Identify each line holding the string "абзаце" and copy it.

[Dataset records]

(begin)

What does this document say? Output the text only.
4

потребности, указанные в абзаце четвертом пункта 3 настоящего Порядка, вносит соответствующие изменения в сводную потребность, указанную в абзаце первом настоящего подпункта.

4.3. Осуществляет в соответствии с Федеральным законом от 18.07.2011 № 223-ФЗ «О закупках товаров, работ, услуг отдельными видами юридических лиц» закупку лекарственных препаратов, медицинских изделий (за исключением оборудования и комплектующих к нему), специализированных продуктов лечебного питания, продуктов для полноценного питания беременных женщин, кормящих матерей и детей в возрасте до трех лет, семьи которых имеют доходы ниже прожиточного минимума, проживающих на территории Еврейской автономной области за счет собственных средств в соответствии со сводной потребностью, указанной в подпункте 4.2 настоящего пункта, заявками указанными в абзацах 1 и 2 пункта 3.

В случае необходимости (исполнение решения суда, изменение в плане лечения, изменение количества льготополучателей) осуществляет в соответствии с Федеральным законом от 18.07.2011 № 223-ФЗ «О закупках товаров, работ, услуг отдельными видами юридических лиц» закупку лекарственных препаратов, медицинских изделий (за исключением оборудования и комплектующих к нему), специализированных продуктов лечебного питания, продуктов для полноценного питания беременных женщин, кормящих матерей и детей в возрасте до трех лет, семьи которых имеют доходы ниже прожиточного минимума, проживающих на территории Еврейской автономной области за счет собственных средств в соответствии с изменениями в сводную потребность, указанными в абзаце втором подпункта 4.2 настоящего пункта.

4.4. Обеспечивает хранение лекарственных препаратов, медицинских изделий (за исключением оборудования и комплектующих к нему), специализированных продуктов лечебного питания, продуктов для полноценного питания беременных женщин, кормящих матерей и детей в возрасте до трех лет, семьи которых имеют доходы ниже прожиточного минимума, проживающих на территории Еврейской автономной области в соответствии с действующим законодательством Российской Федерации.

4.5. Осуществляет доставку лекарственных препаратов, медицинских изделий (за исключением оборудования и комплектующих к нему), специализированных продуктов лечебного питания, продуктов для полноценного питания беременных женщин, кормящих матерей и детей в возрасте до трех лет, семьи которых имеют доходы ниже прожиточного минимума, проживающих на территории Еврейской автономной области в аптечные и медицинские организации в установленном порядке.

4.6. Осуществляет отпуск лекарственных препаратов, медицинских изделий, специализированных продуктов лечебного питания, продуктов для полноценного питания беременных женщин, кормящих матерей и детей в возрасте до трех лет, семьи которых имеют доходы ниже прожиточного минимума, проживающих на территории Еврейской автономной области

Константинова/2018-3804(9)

(end)

_RESPONSE_
потребности, указанные в абзаце четвертом пункта 3 настоящего Порядка, вносит соответствующие изменения в сводную потребность, указанную в абзаце первом настоящего подпункта.
В случае необходимости (исполнение решения суда, изменение в плане лечения, изменение количества льготополучателей) осуществляет в соответствии с Федеральным законом от 18.07.2011 № 223-ФЗ «О закупках товаров, работ, услуг отдельными видами юридических лиц» закупку лекарственных препаратов, медицинских изделий (за исключением оборудования и комплектующих к нему), специализированных продуктов лечебного питания, продуктов для полноценного питания беременных женщин, кормящих матерей и детей в возрасте до трех лет, семьи которых имеют доходы ниже прожиточного минимума, проживающих на территории Еврейской автономной области за счет собственных средств в соответствии с изменениями в сводную потребность, указанными в абзаце втором подпункта 4.2 настоящего пункта.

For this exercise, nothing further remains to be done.